Task instructions: Take the material below and retype it in full; pictures are left out.

The records:
■ ■ ■ ■ ■

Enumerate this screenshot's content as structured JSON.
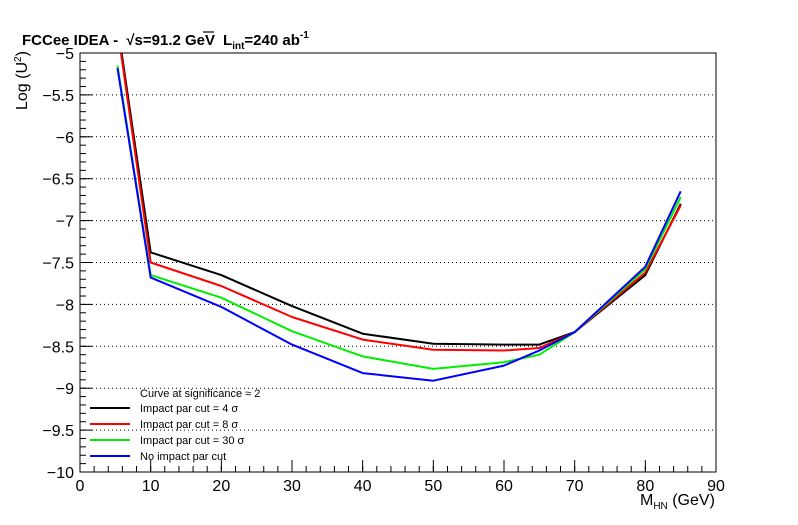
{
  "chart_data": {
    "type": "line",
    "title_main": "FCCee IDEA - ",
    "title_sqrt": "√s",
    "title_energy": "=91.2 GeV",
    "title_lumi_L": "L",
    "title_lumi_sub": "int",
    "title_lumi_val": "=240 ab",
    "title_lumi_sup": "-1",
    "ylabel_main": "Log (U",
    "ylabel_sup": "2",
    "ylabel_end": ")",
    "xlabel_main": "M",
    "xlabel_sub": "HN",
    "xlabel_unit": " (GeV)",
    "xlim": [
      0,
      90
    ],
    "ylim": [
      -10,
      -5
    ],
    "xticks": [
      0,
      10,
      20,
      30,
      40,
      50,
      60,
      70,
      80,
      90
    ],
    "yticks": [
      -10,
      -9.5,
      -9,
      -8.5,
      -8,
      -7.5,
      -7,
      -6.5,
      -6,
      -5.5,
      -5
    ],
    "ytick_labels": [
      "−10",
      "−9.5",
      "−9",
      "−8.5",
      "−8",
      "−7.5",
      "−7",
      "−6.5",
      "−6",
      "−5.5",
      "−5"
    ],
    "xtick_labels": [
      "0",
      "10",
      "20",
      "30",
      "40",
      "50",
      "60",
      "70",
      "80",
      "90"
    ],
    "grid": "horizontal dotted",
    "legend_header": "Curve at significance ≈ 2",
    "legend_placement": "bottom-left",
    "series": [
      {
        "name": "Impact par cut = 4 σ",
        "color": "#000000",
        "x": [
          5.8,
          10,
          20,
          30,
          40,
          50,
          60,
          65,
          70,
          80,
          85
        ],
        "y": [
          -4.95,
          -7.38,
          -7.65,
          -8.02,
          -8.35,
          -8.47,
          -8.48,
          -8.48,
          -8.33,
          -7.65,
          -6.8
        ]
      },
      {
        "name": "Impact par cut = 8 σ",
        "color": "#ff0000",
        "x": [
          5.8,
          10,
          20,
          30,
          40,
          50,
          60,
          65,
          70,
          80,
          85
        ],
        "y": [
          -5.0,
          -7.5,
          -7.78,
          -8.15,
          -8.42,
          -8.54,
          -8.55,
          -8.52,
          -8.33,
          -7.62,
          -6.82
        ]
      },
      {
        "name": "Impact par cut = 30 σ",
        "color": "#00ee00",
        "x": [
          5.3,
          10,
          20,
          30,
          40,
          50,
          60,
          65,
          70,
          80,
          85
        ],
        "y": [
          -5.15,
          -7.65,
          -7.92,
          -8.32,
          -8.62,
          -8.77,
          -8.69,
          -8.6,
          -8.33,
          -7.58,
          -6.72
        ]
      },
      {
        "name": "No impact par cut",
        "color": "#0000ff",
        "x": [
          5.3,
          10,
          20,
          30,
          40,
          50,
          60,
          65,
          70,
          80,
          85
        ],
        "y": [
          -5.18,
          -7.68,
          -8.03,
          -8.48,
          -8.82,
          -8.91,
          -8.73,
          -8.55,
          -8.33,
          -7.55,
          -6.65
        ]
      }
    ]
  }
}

■ ■ ■ ■ ■

Complete answer:
Enumerate this screenshot's content as structured JSON.
{
  "chart_data": {
    "type": "line",
    "title_main": "FCCee IDEA - ",
    "title_sqrt": "√s",
    "title_energy": "=91.2 GeV",
    "title_lumi_L": "L",
    "title_lumi_sub": "int",
    "title_lumi_val": "=240 ab",
    "title_lumi_sup": "-1",
    "ylabel_main": "Log (U",
    "ylabel_sup": "2",
    "ylabel_end": ")",
    "xlabel_main": "M",
    "xlabel_sub": "HN",
    "xlabel_unit": " (GeV)",
    "xlim": [
      0,
      90
    ],
    "ylim": [
      -10,
      -5
    ],
    "xticks": [
      0,
      10,
      20,
      30,
      40,
      50,
      60,
      70,
      80,
      90
    ],
    "yticks": [
      -10,
      -9.5,
      -9,
      -8.5,
      -8,
      -7.5,
      -7,
      -6.5,
      -6,
      -5.5,
      -5
    ],
    "ytick_labels": [
      "−10",
      "−9.5",
      "−9",
      "−8.5",
      "−8",
      "−7.5",
      "−7",
      "−6.5",
      "−6",
      "−5.5",
      "−5"
    ],
    "xtick_labels": [
      "0",
      "10",
      "20",
      "30",
      "40",
      "50",
      "60",
      "70",
      "80",
      "90"
    ],
    "grid": "horizontal dotted",
    "legend_header": "Curve at significance ≈ 2",
    "legend_placement": "bottom-left",
    "series": [
      {
        "name": "Impact par cut = 4 σ",
        "color": "#000000",
        "x": [
          5.8,
          10,
          20,
          30,
          40,
          50,
          60,
          65,
          70,
          80,
          85
        ],
        "y": [
          -4.95,
          -7.38,
          -7.65,
          -8.02,
          -8.35,
          -8.47,
          -8.48,
          -8.48,
          -8.33,
          -7.65,
          -6.8
        ]
      },
      {
        "name": "Impact par cut = 8 σ",
        "color": "#ff0000",
        "x": [
          5.8,
          10,
          20,
          30,
          40,
          50,
          60,
          65,
          70,
          80,
          85
        ],
        "y": [
          -5.0,
          -7.5,
          -7.78,
          -8.15,
          -8.42,
          -8.54,
          -8.55,
          -8.52,
          -8.33,
          -7.62,
          -6.82
        ]
      },
      {
        "name": "Impact par cut = 30 σ",
        "color": "#00ee00",
        "x": [
          5.3,
          10,
          20,
          30,
          40,
          50,
          60,
          65,
          70,
          80,
          85
        ],
        "y": [
          -5.15,
          -7.65,
          -7.92,
          -8.32,
          -8.62,
          -8.77,
          -8.69,
          -8.6,
          -8.33,
          -7.58,
          -6.72
        ]
      },
      {
        "name": "No impact par cut",
        "color": "#0000ff",
        "x": [
          5.3,
          10,
          20,
          30,
          40,
          50,
          60,
          65,
          70,
          80,
          85
        ],
        "y": [
          -5.18,
          -7.68,
          -8.03,
          -8.48,
          -8.82,
          -8.91,
          -8.73,
          -8.55,
          -8.33,
          -7.55,
          -6.65
        ]
      }
    ]
  }
}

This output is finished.